===== RECORDS FOR PROCESSING

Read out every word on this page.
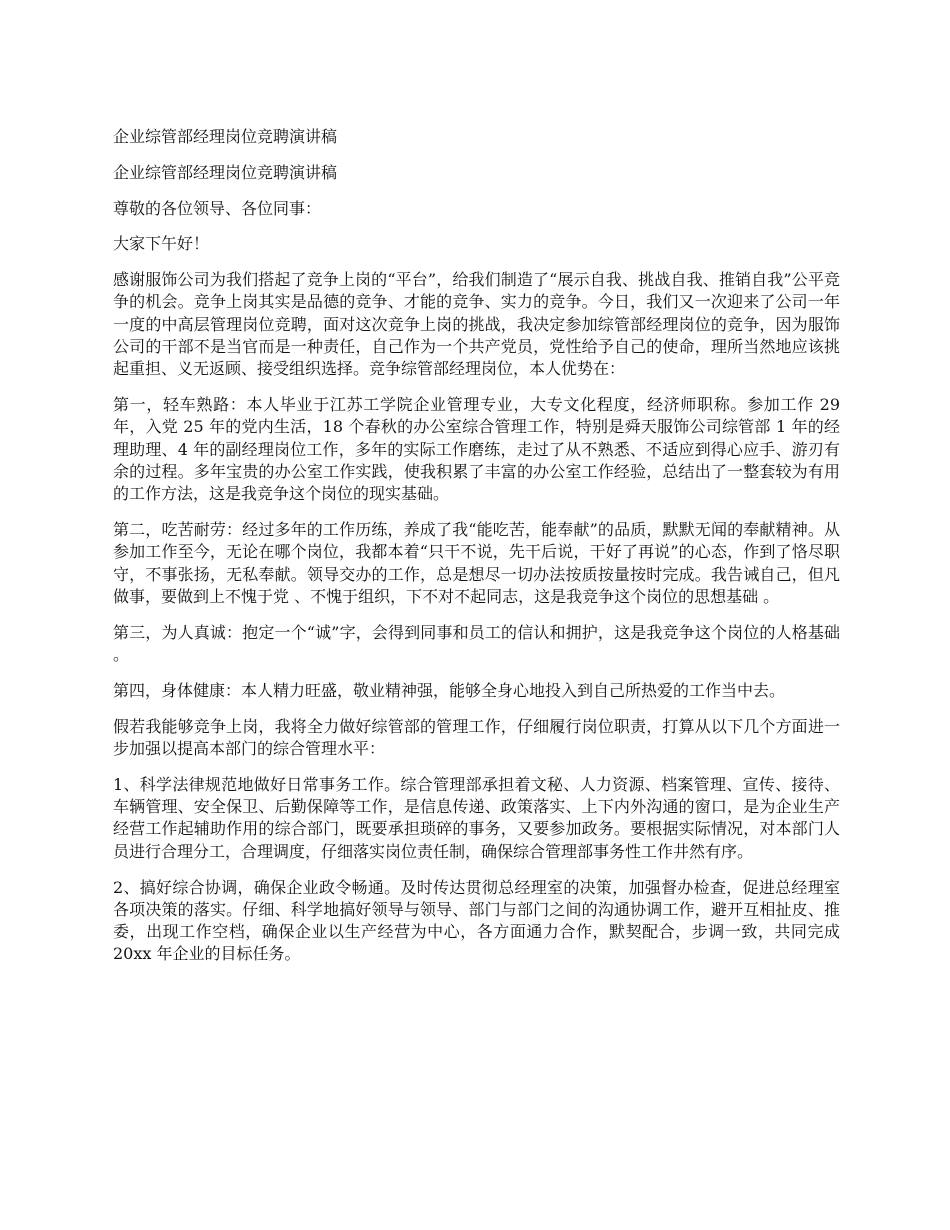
企业综管部经理岗位竞聘演讲稿

企业综管部经理岗位竞聘演讲稿

尊敬的各位领导、各位同事：

大家下午好！

感谢服饰公司为我们搭起了竞争上岗的“平台”，给我们制造了“展示自我、挑战自我、推销自我”公平竞争的机会。竞争上岗其实是品德的竞争、才能的竞争、实力的竞争。今日，我们又一次迎来了公司一年一度的中高层管理岗位竞聘，面对这次竞争上岗的挑战，我决定参加综管部经理岗位的竞争，因为服饰公司的干部不是当官而是一种责任，自己作为一个共产党员，党性给予自己的使命，理所当然地应该挑起重担、义无返顾、接受组织选择。竞争综管部经理岗位，本人优势在：

第一，轻车熟路：本人毕业于江苏工学院企业管理专业，大专文化程度，经济师职称。参加工作 29 年，入党 25 年的党内生活，18 个春秋的办公室综合管理工作，特别是舜天服饰公司综管部 1 年的经理助理、4 年的副经理岗位工作，多年的实际工作磨练，走过了从不熟悉、不适应到得心应手、游刃有余的过程。多年宝贵的办公室工作实践，使我积累了丰富的办公室工作经验，总结出了一整套较为有用的工作方法，这是我竞争这个岗位的现实基础。

第二，吃苦耐劳：经过多年的工作历练，养成了我“能吃苦，能奉献”的品质，默默无闻的奉献精神。从参加工作至今，无论在哪个岗位，我都本着“只干不说，先干后说，干好了再说”的心态，作到了恪尽职守，不事张扬，无私奉献。领导交办的工作，总是想尽一切办法按质按量按时完成。我告诫自己，但凡做事，要做到上不愧于党 、不愧于组织，下不对不起同志，这是我竞争这个岗位的思想基础 。

第三，为人真诚：抱定一个“诚”字，会得到同事和员工的信认和拥护，这是我竞争这个岗位的人格基础 。

第四，身体健康：本人精力旺盛，敬业精神强，能够全身心地投入到自己所热爱的工作当中去。

假若我能够竞争上岗，我将全力做好综管部的管理工作，仔细履行岗位职责，打算从以下几个方面进一步加强以提高本部门的综合管理水平：

1、科学法律规范地做好日常事务工作。综合管理部承担着文秘、人力资源、档案管理、宣传、接待、车辆管理、安全保卫、后勤保障等工作，是信息传递、政策落实、上下内外沟通的窗口，是为企业生产经营工作起辅助作用的综合部门，既要承担琐碎的事务，又要参加政务。要根据实际情况，对本部门人员进行合理分工，合理调度，仔细落实岗位责任制，确保综合管理部事务性工作井然有序。

2、搞好综合协调，确保企业政令畅通。及时传达贯彻总经理室的决策，加强督办检查，促进总经理室各项决策的落实。仔细、科学地搞好领导与领导、部门与部门之间的沟通协调工作，避开互相扯皮、推委，出现工作空档，确保企业以生产经营为中心，各方面通力合作，默契配合，步调一致，共同完成 20xx 年企业的目标任务。
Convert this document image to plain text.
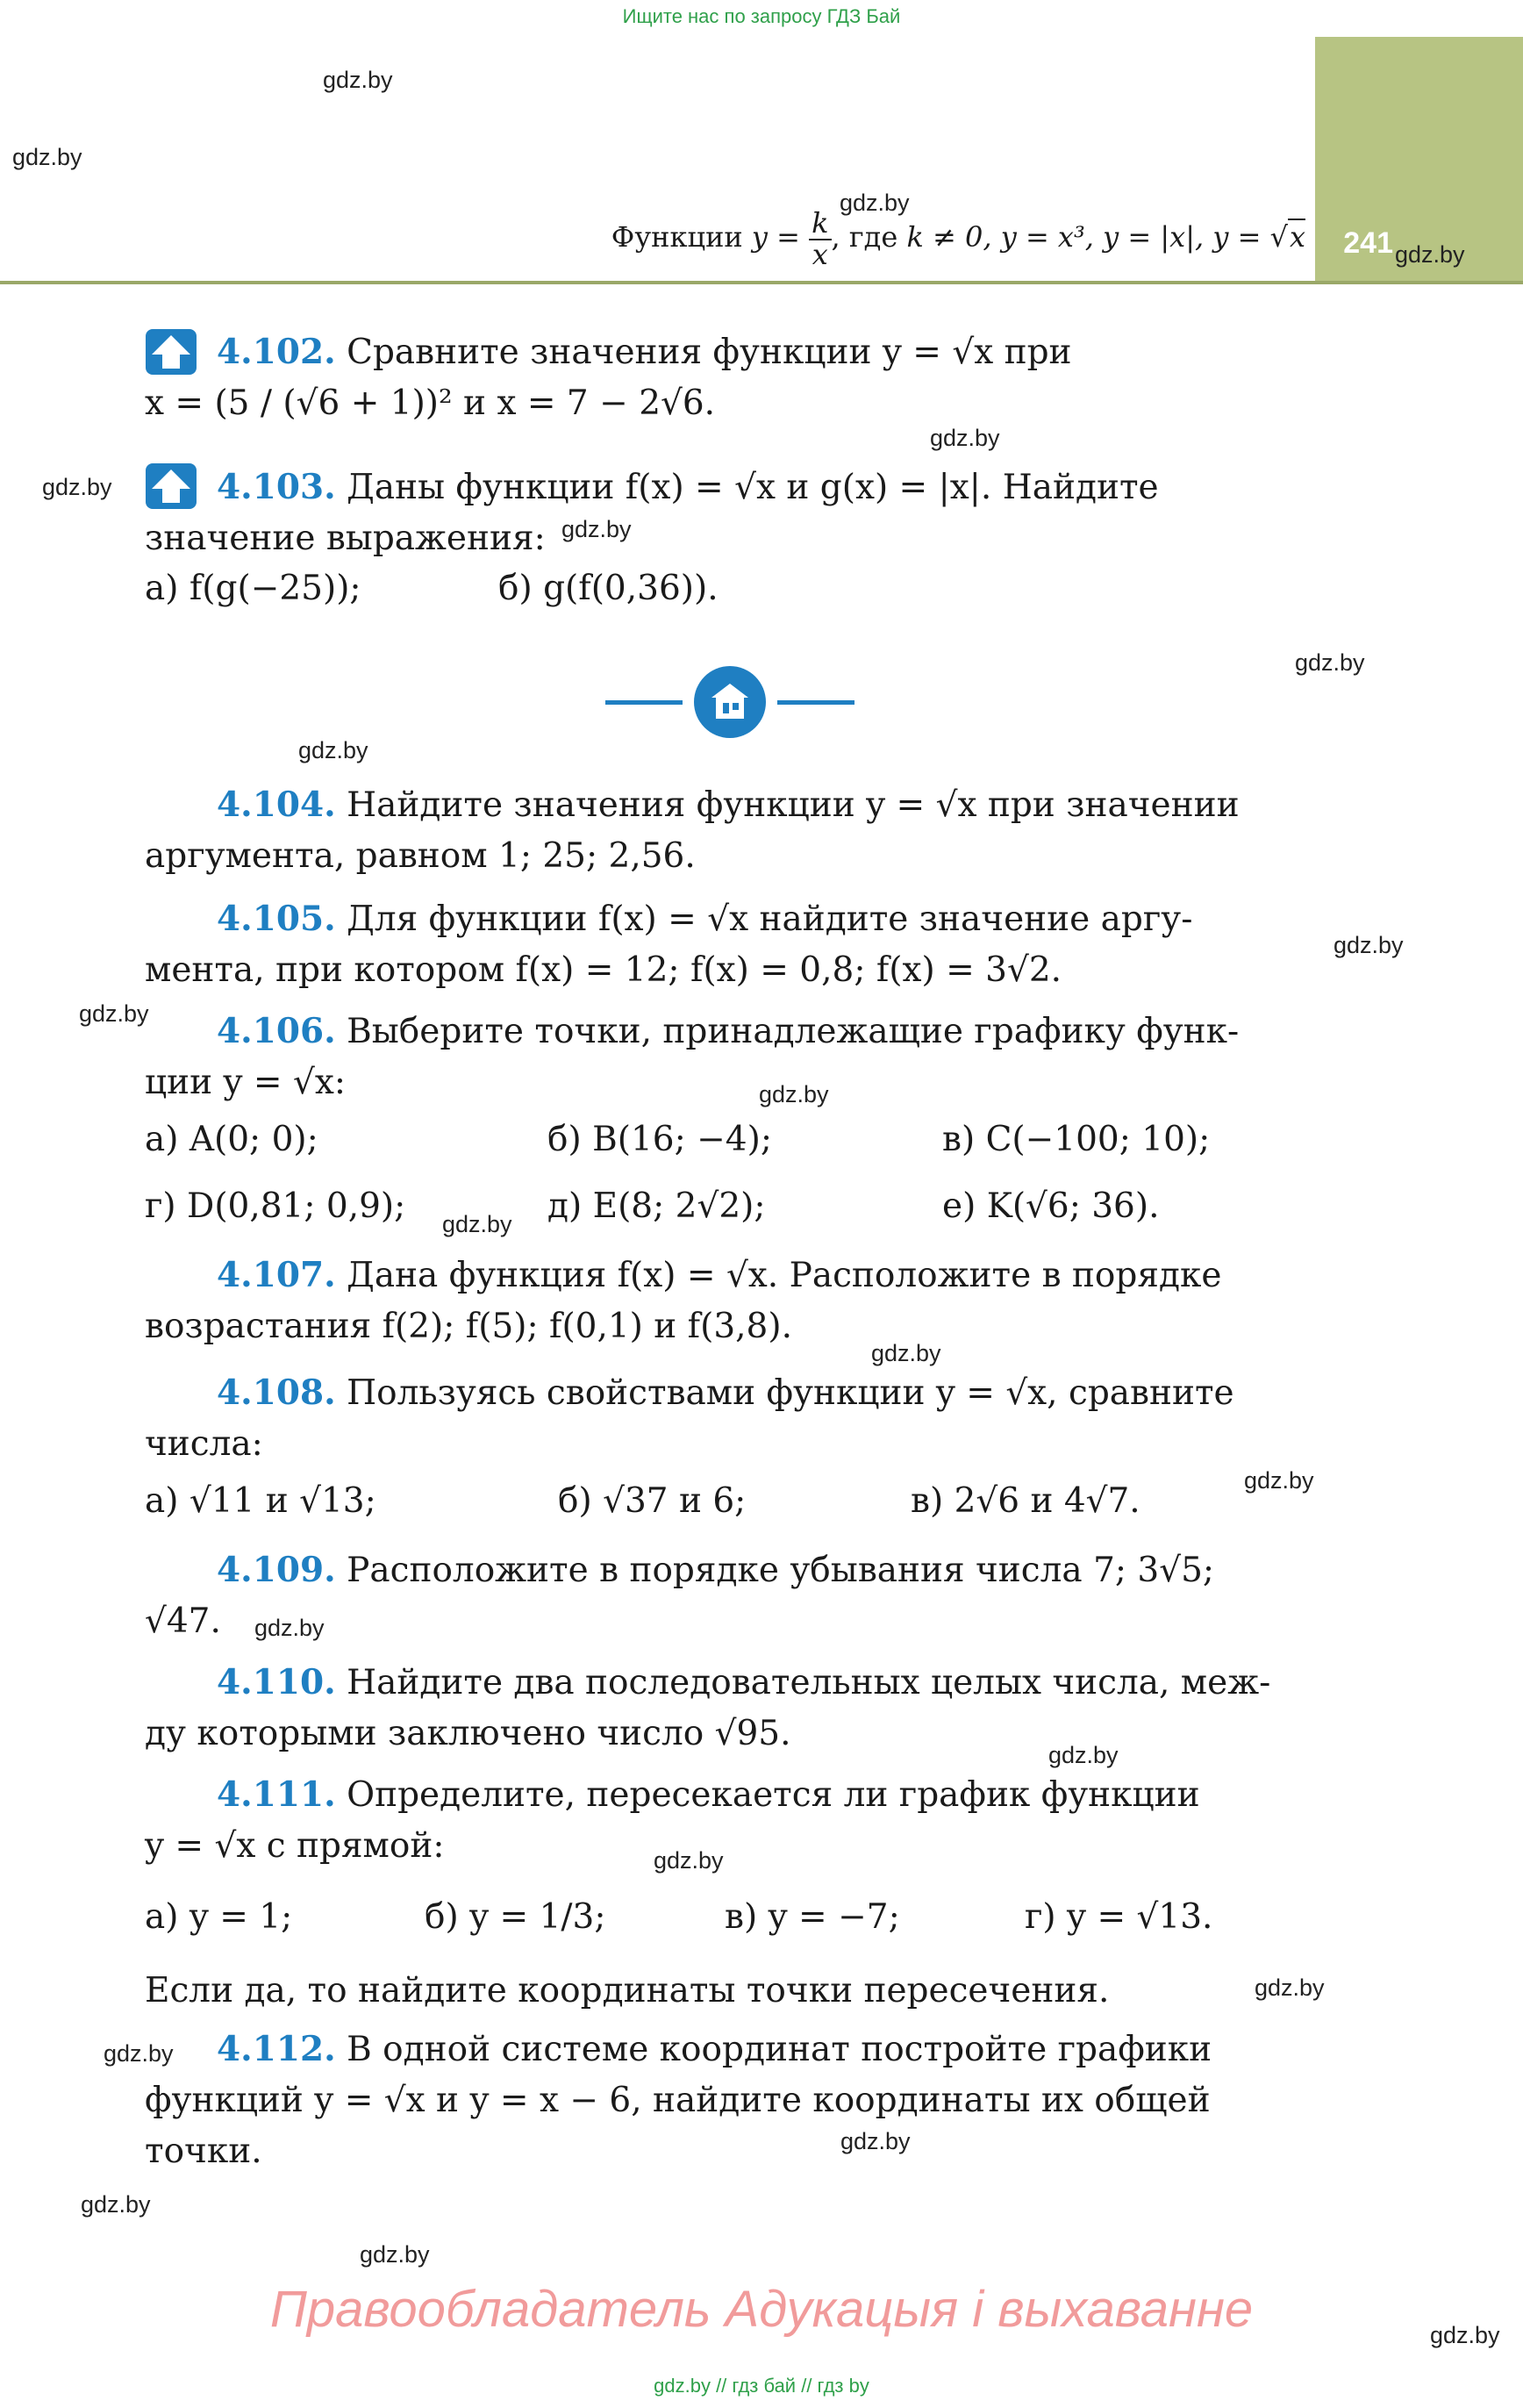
Ищите нас по запросу ГДЗ Бай
241
Функции $y = \frac{k}{x}$ , где k ≠ 0, y = x³, y = |x|, y = √x
gdz.by
gdz.by
gdz.by
gdz.by
gdz.by
gdz.by
gdz.by
gdz.by
gdz.by
gdz.by
gdz.by
gdz.by
gdz.by
gdz.by
gdz.by
gdz.by
gdz.by
gdz.by
gdz.by
gdz.by
gdz.by
gdz.by
gdz.by
gdz.by
4.102. Сравните значения функции y = √x при
x = (5 / (√6 + 1))² и x = 7 − 2√6.
4.103. Даны функции f(x) = √x и g(x) = |x|. Найдите
значение выражения:
а) f(g(−25));	б) g(f(0,36)).
4.104. Найдите значения функции y = √x при значении
аргумента, равном 1; 25; 2,56.
4.105. Для функции f(x) = √x найдите значение аргу-
мента, при котором f(x) = 12; f(x) = 0,8; f(x) = 3√2.
4.106. Выберите точки, принадлежащие графику функ-
ции y = √x:
а) A(0; 0);	б) B(16; −4);	в) C(−100; 10);
г) D(0,81; 0,9);	д) E(8; 2√2);	е) K(√6; 36).
4.107. Дана функция f(x) = √x. Расположите в порядке
возрастания f(2); f(5); f(0,1) и f(3,8).
4.108. Пользуясь свойствами функции y = √x, сравните
числа:
а) √11 и √13;	б) √37 и 6;	в) 2√6 и 4√7.
4.109. Расположите в порядке убывания числа 7; 3√5;
√47.
4.110. Найдите два последовательных целых числа, меж-
ду которыми заключено число √95.
4.111. Определите, пересекается ли график функции
y = √x с прямой:
а) y = 1;	б) y = 1/3;	в) y = −7;	г) y = √13.
Если да, то найдите координаты точки пересечения.
4.112. В одной системе координат постройте графики
функций y = √x и y = x − 6, найдите координаты их общей
точки.
Правообладатель Адукацыя і выхаванне
gdz.by // гдз бай // гдз by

==========

INSTRUCTIONS TO FOLLOW — Review the preceding data and report every line that includes the string "this".

EXERCISE SOLUTION —
Read out every word on this page.
Convert this document image to plain text.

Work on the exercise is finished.